Your task is to transcribe the data in full.
## Begin MATERIAL PROVIDED
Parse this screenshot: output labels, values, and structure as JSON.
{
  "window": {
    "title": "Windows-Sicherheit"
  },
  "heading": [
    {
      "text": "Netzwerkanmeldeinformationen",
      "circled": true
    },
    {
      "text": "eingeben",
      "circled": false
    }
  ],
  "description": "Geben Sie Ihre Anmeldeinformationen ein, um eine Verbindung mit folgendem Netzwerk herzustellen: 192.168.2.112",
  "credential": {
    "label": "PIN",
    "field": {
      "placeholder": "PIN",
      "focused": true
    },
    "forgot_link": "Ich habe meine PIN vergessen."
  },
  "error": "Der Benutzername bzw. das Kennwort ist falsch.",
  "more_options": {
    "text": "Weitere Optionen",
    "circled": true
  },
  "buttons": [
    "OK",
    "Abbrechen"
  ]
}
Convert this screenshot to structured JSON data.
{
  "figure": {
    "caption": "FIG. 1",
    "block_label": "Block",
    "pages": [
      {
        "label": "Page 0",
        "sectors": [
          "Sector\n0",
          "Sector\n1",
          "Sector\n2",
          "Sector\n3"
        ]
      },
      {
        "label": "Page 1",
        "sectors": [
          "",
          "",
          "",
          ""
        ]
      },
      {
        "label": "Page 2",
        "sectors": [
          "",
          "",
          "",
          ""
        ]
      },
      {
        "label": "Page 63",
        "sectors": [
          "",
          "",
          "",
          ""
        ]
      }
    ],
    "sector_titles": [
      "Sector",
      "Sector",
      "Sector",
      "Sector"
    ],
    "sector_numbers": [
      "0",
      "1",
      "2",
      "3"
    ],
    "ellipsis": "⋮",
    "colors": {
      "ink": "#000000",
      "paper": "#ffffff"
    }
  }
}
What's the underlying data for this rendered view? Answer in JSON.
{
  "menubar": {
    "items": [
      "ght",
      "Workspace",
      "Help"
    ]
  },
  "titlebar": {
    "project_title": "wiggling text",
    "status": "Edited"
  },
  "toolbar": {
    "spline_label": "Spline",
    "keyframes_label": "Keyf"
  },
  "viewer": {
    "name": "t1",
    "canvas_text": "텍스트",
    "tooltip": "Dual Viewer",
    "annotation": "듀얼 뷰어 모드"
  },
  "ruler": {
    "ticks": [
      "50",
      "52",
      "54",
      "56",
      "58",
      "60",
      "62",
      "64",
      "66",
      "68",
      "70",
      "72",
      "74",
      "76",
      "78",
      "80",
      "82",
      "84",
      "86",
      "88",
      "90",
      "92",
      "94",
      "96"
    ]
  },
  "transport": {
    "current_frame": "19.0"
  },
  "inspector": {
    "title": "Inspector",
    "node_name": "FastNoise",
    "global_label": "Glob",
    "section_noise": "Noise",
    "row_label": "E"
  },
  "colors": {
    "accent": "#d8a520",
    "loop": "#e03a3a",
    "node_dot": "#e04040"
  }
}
## End MATERIAL PROVIDED
## SOLUTION BELOW
Parse this screenshot: output labels, values, and structure as JSON.
{
  "window": {
    "title": "Windows-Sicherheit"
  },
  "heading": [
    {
      "text": "Netzwerkanmeldeinformationen",
      "circled": true
    },
    {
      "text": "eingeben",
      "circled": false
    }
  ],
  "description": "Geben Sie Ihre Anmeldeinformationen ein, um eine Verbindung mit folgendem Netzwerk herzustellen: 192.168.2.112",
  "credential": {
    "label": "PIN",
    "field": {
      "placeholder": "PIN",
      "focused": true
    },
    "forgot_link": "Ich habe meine PIN vergessen."
  },
  "error": "Der Benutzername bzw. das Kennwort ist falsch.",
  "more_options": {
    "text": "Weitere Optionen",
    "circled": true
  },
  "buttons": [
    "OK",
    "Abbrechen"
  ]
}
Convert this screenshot to structured JSON data.
{
  "figure": {
    "caption": "FIG. 1",
    "block_label": "Block",
    "pages": [
      {
        "label": "Page 0",
        "sectors": [
          "Sector\n0",
          "Sector\n1",
          "Sector\n2",
          "Sector\n3"
        ]
      },
      {
        "label": "Page 1",
        "sectors": [
          "",
          "",
          "",
          ""
        ]
      },
      {
        "label": "Page 2",
        "sectors": [
          "",
          "",
          "",
          ""
        ]
      },
      {
        "label": "Page 63",
        "sectors": [
          "",
          "",
          "",
          ""
        ]
      }
    ],
    "sector_titles": [
      "Sector",
      "Sector",
      "Sector",
      "Sector"
    ],
    "sector_numbers": [
      "0",
      "1",
      "2",
      "3"
    ],
    "ellipsis": "⋮",
    "colors": {
      "ink": "#000000",
      "paper": "#ffffff"
    }
  }
}
What's the underlying data for this rendered view? Answer in JSON.
{
  "menubar": {
    "items": [
      "ght",
      "Workspace",
      "Help"
    ]
  },
  "titlebar": {
    "project_title": "wiggling text",
    "status": "Edited"
  },
  "toolbar": {
    "spline_label": "Spline",
    "keyframes_label": "Keyf"
  },
  "viewer": {
    "name": "t1",
    "canvas_text": "텍스트",
    "tooltip": "Dual Viewer",
    "annotation": "듀얼 뷰어 모드"
  },
  "ruler": {
    "ticks": [
      "50",
      "52",
      "54",
      "56",
      "58",
      "60",
      "62",
      "64",
      "66",
      "68",
      "70",
      "72",
      "74",
      "76",
      "78",
      "80",
      "82",
      "84",
      "86",
      "88",
      "90",
      "92",
      "94",
      "96"
    ]
  },
  "transport": {
    "current_frame": "19.0"
  },
  "inspector": {
    "title": "Inspector",
    "node_name": "FastNoise",
    "global_label": "Glob",
    "section_noise": "Noise",
    "row_label": "E"
  },
  "colors": {
    "accent": "#d8a520",
    "loop": "#e03a3a",
    "node_dot": "#e04040"
  }
}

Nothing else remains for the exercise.